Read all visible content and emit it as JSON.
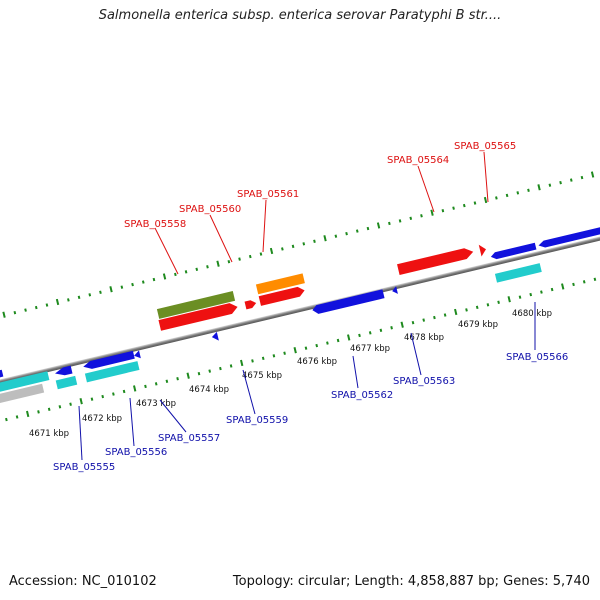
{
  "title": "Salmonella enterica subsp. enterica serovar Paratyphi B str....",
  "footer": {
    "accession": "Accession: NC_010102",
    "topology": "Topology: circular; Length: 4,858,887 bp; Genes: 5,740"
  },
  "colors": {
    "backbone": "#8a8a8a",
    "tick": "#1e8a1e",
    "label_top": "#dd1111",
    "label_bottom": "#1111aa",
    "red": "#ee1111",
    "blue": "#1111dd",
    "olive": "#6b8e23",
    "orange": "#ff8c00",
    "cyan": "#22cccc",
    "grey": "#bdbdbd"
  },
  "ticks": [
    {
      "label": "4671 kbp",
      "pos": 4671
    },
    {
      "label": "4672 kbp",
      "pos": 4672
    },
    {
      "label": "4673 kbp",
      "pos": 4673
    },
    {
      "label": "4674 kbp",
      "pos": 4674
    },
    {
      "label": "4675 kbp",
      "pos": 4675
    },
    {
      "label": "4676 kbp",
      "pos": 4676
    },
    {
      "label": "4677 kbp",
      "pos": 4677
    },
    {
      "label": "4678 kbp",
      "pos": 4678
    },
    {
      "label": "4679 kbp",
      "pos": 4679
    },
    {
      "label": "4680 kbp",
      "pos": 4680
    }
  ],
  "genes_top_labels": [
    "SPAB_05558",
    "SPAB_05560",
    "SPAB_05561",
    "SPAB_05564",
    "SPAB_05565"
  ],
  "genes_bottom_labels": [
    "SPAB_05555",
    "SPAB_05556",
    "SPAB_05557",
    "SPAB_05559",
    "SPAB_05562",
    "SPAB_05563",
    "SPAB_05566"
  ]
}
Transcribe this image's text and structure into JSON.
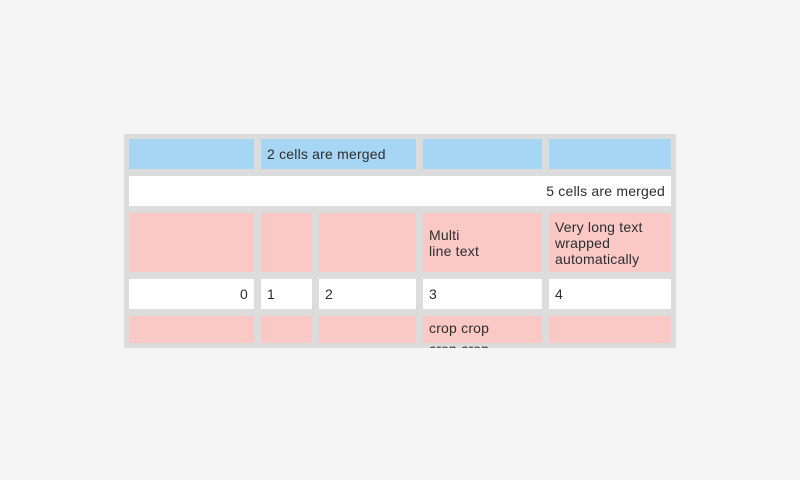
{
  "colors": {
    "page_background": "#f5f5f5",
    "table_background": "#dcdcdc",
    "blue_cell": "#a6d6f4",
    "pink_cell": "#fac9c6",
    "white_cell": "#ffffff",
    "text": "#2d2d2d"
  },
  "table": {
    "row1": {
      "merged_label": "2 cells are merged"
    },
    "row2": {
      "merged_label": "5 cells are merged"
    },
    "row3": {
      "multi_line_label": "Multi\nline text",
      "wrapped_label": "Very long text wrapped automatically"
    },
    "row4": {
      "values": [
        "0",
        "1",
        "2",
        "3",
        "4"
      ]
    },
    "row5": {
      "crop_label": "crop crop\ncrop crop"
    }
  }
}
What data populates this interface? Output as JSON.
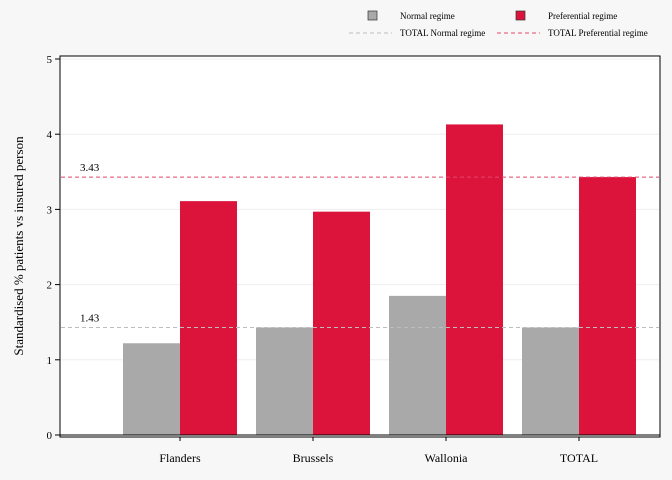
{
  "chart_data": {
    "type": "bar",
    "categories": [
      "Flanders",
      "Brussels",
      "Wallonia",
      "TOTAL"
    ],
    "series": [
      {
        "name": "Normal regime",
        "values": [
          1.22,
          1.43,
          1.85,
          1.43
        ],
        "color": "#a9a9a9"
      },
      {
        "name": "Preferential regime",
        "values": [
          3.11,
          2.97,
          4.13,
          3.43
        ],
        "color": "#dc143c"
      }
    ],
    "reference_lines": [
      {
        "name": "TOTAL Normal regime",
        "value": 1.43,
        "label": "1.43",
        "color": "#bdbdbd",
        "style": "dashed"
      },
      {
        "name": "TOTAL Preferential regime",
        "value": 3.43,
        "label": "3.43",
        "color": "#e0486a",
        "style": "dashed"
      }
    ],
    "ylabel": "Standardised % patients vs insured person",
    "xlabel": "",
    "ylim": [
      0,
      5
    ],
    "yticks": [
      "0",
      "1",
      "2",
      "3",
      "4",
      "5"
    ],
    "grid": true,
    "legend_position": "top-right"
  }
}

● **Task requirements**
If an entry holds a picture, leave the picture out and repeat the rest exactly.

● **Result for this task**
Read all visible content and emit it as JSON.
{
  "title": "Salmonella enterica subsp. enterica serovar Paratyphi B str....",
  "footer": {
    "accession": "Accession: NC_010102",
    "topology": "Topology: circular; Length: 4,858,887 bp; Genes: 5,740"
  },
  "colors": {
    "backbone": "#8a8a8a",
    "tick": "#1e8a1e",
    "label_top": "#dd1111",
    "label_bottom": "#1111aa",
    "red": "#ee1111",
    "blue": "#1111dd",
    "olive": "#6b8e23",
    "orange": "#ff8c00",
    "cyan": "#22cccc",
    "grey": "#bdbdbd"
  },
  "ticks": [
    {
      "label": "4671 kbp",
      "pos": 4671
    },
    {
      "label": "4672 kbp",
      "pos": 4672
    },
    {
      "label": "4673 kbp",
      "pos": 4673
    },
    {
      "label": "4674 kbp",
      "pos": 4674
    },
    {
      "label": "4675 kbp",
      "pos": 4675
    },
    {
      "label": "4676 kbp",
      "pos": 4676
    },
    {
      "label": "4677 kbp",
      "pos": 4677
    },
    {
      "label": "4678 kbp",
      "pos": 4678
    },
    {
      "label": "4679 kbp",
      "pos": 4679
    },
    {
      "label": "4680 kbp",
      "pos": 4680
    }
  ],
  "genes_top_labels": [
    "SPAB_05558",
    "SPAB_05560",
    "SPAB_05561",
    "SPAB_05564",
    "SPAB_05565"
  ],
  "genes_bottom_labels": [
    "SPAB_05555",
    "SPAB_05556",
    "SPAB_05557",
    "SPAB_05559",
    "SPAB_05562",
    "SPAB_05563",
    "SPAB_05566"
  ]
}
Transcribe this image's text and structure into JSON.
{
  "colors": {
    "page_background": "#f5f5f5",
    "table_background": "#dcdcdc",
    "blue_cell": "#a6d6f4",
    "pink_cell": "#fac9c6",
    "white_cell": "#ffffff",
    "text": "#2d2d2d"
  },
  "table": {
    "row1": {
      "merged_label": "2 cells are merged"
    },
    "row2": {
      "merged_label": "5 cells are merged"
    },
    "row3": {
      "multi_line_label": "Multi\nline text",
      "wrapped_label": "Very long text wrapped automatically"
    },
    "row4": {
      "values": [
        "0",
        "1",
        "2",
        "3",
        "4"
      ]
    },
    "row5": {
      "crop_label": "crop crop\ncrop crop"
    }
  }
}
What data populates this interface? Output as JSON.
{
  "chart_data": {
    "type": "bar",
    "categories": [
      "Flanders",
      "Brussels",
      "Wallonia",
      "TOTAL"
    ],
    "series": [
      {
        "name": "Normal regime",
        "values": [
          1.22,
          1.43,
          1.85,
          1.43
        ],
        "color": "#a9a9a9"
      },
      {
        "name": "Preferential regime",
        "values": [
          3.11,
          2.97,
          4.13,
          3.43
        ],
        "color": "#dc143c"
      }
    ],
    "reference_lines": [
      {
        "name": "TOTAL Normal regime",
        "value": 1.43,
        "label": "1.43",
        "color": "#bdbdbd",
        "style": "dashed"
      },
      {
        "name": "TOTAL Preferential regime",
        "value": 3.43,
        "label": "3.43",
        "color": "#e0486a",
        "style": "dashed"
      }
    ],
    "ylabel": "Standardised % patients vs insured person",
    "xlabel": "",
    "ylim": [
      0,
      5
    ],
    "yticks": [
      "0",
      "1",
      "2",
      "3",
      "4",
      "5"
    ],
    "grid": true,
    "legend_position": "top-right"
  }
}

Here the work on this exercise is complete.